▶ **Extracted data**:
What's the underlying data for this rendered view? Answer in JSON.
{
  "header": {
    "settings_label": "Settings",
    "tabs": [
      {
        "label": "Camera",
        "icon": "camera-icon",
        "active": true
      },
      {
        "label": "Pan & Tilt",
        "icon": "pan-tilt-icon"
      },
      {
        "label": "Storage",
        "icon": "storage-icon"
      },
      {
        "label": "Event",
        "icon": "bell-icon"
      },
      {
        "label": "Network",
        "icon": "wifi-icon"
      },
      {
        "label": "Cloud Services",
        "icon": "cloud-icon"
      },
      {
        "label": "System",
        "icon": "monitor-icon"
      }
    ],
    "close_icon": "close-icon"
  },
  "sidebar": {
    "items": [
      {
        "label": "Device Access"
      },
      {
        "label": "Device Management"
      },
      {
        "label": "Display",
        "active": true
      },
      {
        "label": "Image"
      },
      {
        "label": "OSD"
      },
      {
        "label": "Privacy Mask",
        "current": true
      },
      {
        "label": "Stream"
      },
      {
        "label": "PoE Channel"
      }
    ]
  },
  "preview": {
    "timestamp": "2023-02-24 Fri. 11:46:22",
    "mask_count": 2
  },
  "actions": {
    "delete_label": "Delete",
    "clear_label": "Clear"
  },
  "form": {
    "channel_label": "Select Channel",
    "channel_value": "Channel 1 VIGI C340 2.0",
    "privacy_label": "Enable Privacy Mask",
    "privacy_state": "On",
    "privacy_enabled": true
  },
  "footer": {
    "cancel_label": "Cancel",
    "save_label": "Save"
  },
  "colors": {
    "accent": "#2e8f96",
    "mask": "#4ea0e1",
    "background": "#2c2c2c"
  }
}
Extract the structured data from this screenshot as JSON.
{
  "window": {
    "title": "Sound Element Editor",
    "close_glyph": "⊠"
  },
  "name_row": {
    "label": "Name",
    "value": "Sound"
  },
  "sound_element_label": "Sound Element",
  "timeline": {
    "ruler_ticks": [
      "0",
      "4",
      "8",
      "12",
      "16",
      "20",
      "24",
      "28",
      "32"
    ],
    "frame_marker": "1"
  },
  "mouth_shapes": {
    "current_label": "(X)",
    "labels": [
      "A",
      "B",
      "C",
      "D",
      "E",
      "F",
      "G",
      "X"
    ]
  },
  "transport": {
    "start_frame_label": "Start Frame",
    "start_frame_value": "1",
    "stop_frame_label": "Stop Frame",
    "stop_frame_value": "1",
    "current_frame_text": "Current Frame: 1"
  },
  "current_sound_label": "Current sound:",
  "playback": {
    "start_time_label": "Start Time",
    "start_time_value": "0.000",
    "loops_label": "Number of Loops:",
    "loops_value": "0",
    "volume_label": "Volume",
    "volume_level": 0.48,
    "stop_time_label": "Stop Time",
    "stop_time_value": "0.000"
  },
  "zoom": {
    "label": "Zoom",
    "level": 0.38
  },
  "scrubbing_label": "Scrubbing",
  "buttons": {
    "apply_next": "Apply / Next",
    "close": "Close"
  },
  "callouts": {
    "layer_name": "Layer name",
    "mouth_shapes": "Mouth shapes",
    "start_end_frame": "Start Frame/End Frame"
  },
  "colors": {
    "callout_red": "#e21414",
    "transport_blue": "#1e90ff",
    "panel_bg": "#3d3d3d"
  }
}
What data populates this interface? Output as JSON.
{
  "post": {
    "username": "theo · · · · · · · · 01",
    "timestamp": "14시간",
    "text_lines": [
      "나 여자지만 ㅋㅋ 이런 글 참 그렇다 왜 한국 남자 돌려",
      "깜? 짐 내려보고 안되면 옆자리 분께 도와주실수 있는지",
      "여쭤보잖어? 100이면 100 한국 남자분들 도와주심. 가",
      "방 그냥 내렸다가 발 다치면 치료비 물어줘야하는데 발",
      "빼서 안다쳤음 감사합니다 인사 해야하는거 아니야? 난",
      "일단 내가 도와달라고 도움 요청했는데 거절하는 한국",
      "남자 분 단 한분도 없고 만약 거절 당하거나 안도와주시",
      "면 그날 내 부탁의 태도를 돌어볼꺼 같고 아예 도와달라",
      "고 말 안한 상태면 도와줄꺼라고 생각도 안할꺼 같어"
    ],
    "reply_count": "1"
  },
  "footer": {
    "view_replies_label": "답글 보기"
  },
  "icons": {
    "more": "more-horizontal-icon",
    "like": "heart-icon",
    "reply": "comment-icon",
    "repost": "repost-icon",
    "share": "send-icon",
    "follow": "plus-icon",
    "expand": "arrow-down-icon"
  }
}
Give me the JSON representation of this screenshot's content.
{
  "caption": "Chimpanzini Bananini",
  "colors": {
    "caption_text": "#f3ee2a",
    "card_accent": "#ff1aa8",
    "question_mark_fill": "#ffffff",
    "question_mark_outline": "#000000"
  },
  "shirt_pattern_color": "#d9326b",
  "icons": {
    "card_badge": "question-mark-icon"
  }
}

▶ **Goal**:
Print all of the data exactly as it was given.

▶ **Written response**:
What's the underlying data for this rendered view? Answer in JSON.
{
  "header": {
    "settings_label": "Settings",
    "tabs": [
      {
        "label": "Camera",
        "icon": "camera-icon",
        "active": true
      },
      {
        "label": "Pan & Tilt",
        "icon": "pan-tilt-icon"
      },
      {
        "label": "Storage",
        "icon": "storage-icon"
      },
      {
        "label": "Event",
        "icon": "bell-icon"
      },
      {
        "label": "Network",
        "icon": "wifi-icon"
      },
      {
        "label": "Cloud Services",
        "icon": "cloud-icon"
      },
      {
        "label": "System",
        "icon": "monitor-icon"
      }
    ],
    "close_icon": "close-icon"
  },
  "sidebar": {
    "items": [
      {
        "label": "Device Access"
      },
      {
        "label": "Device Management"
      },
      {
        "label": "Display",
        "active": true
      },
      {
        "label": "Image"
      },
      {
        "label": "OSD"
      },
      {
        "label": "Privacy Mask",
        "current": true
      },
      {
        "label": "Stream"
      },
      {
        "label": "PoE Channel"
      }
    ]
  },
  "preview": {
    "timestamp": "2023-02-24 Fri. 11:46:22",
    "mask_count": 2
  },
  "actions": {
    "delete_label": "Delete",
    "clear_label": "Clear"
  },
  "form": {
    "channel_label": "Select Channel",
    "channel_value": "Channel 1 VIGI C340 2.0",
    "privacy_label": "Enable Privacy Mask",
    "privacy_state": "On",
    "privacy_enabled": true
  },
  "footer": {
    "cancel_label": "Cancel",
    "save_label": "Save"
  },
  "colors": {
    "accent": "#2e8f96",
    "mask": "#4ea0e1",
    "background": "#2c2c2c"
  }
}
Extract the structured data from this screenshot as JSON.
{
  "window": {
    "title": "Sound Element Editor",
    "close_glyph": "⊠"
  },
  "name_row": {
    "label": "Name",
    "value": "Sound"
  },
  "sound_element_label": "Sound Element",
  "timeline": {
    "ruler_ticks": [
      "0",
      "4",
      "8",
      "12",
      "16",
      "20",
      "24",
      "28",
      "32"
    ],
    "frame_marker": "1"
  },
  "mouth_shapes": {
    "current_label": "(X)",
    "labels": [
      "A",
      "B",
      "C",
      "D",
      "E",
      "F",
      "G",
      "X"
    ]
  },
  "transport": {
    "start_frame_label": "Start Frame",
    "start_frame_value": "1",
    "stop_frame_label": "Stop Frame",
    "stop_frame_value": "1",
    "current_frame_text": "Current Frame: 1"
  },
  "current_sound_label": "Current sound:",
  "playback": {
    "start_time_label": "Start Time",
    "start_time_value": "0.000",
    "loops_label": "Number of Loops:",
    "loops_value": "0",
    "volume_label": "Volume",
    "volume_level": 0.48,
    "stop_time_label": "Stop Time",
    "stop_time_value": "0.000"
  },
  "zoom": {
    "label": "Zoom",
    "level": 0.38
  },
  "scrubbing_label": "Scrubbing",
  "buttons": {
    "apply_next": "Apply / Next",
    "close": "Close"
  },
  "callouts": {
    "layer_name": "Layer name",
    "mouth_shapes": "Mouth shapes",
    "start_end_frame": "Start Frame/End Frame"
  },
  "colors": {
    "callout_red": "#e21414",
    "transport_blue": "#1e90ff",
    "panel_bg": "#3d3d3d"
  }
}
What data populates this interface? Output as JSON.
{
  "post": {
    "username": "theo · · · · · · · · 01",
    "timestamp": "14시간",
    "text_lines": [
      "나 여자지만 ㅋㅋ 이런 글 참 그렇다 왜 한국 남자 돌려",
      "깜? 짐 내려보고 안되면 옆자리 분께 도와주실수 있는지",
      "여쭤보잖어? 100이면 100 한국 남자분들 도와주심. 가",
      "방 그냥 내렸다가 발 다치면 치료비 물어줘야하는데 발",
      "빼서 안다쳤음 감사합니다 인사 해야하는거 아니야? 난",
      "일단 내가 도와달라고 도움 요청했는데 거절하는 한국",
      "남자 분 단 한분도 없고 만약 거절 당하거나 안도와주시",
      "면 그날 내 부탁의 태도를 돌어볼꺼 같고 아예 도와달라",
      "고 말 안한 상태면 도와줄꺼라고 생각도 안할꺼 같어"
    ],
    "reply_count": "1"
  },
  "footer": {
    "view_replies_label": "답글 보기"
  },
  "icons": {
    "more": "more-horizontal-icon",
    "like": "heart-icon",
    "reply": "comment-icon",
    "repost": "repost-icon",
    "share": "send-icon",
    "follow": "plus-icon",
    "expand": "arrow-down-icon"
  }
}
Give me the JSON representation of this screenshot's content.
{
  "caption": "Chimpanzini Bananini",
  "colors": {
    "caption_text": "#f3ee2a",
    "card_accent": "#ff1aa8",
    "question_mark_fill": "#ffffff",
    "question_mark_outline": "#000000"
  },
  "shirt_pattern_color": "#d9326b",
  "icons": {
    "card_badge": "question-mark-icon"
  }
}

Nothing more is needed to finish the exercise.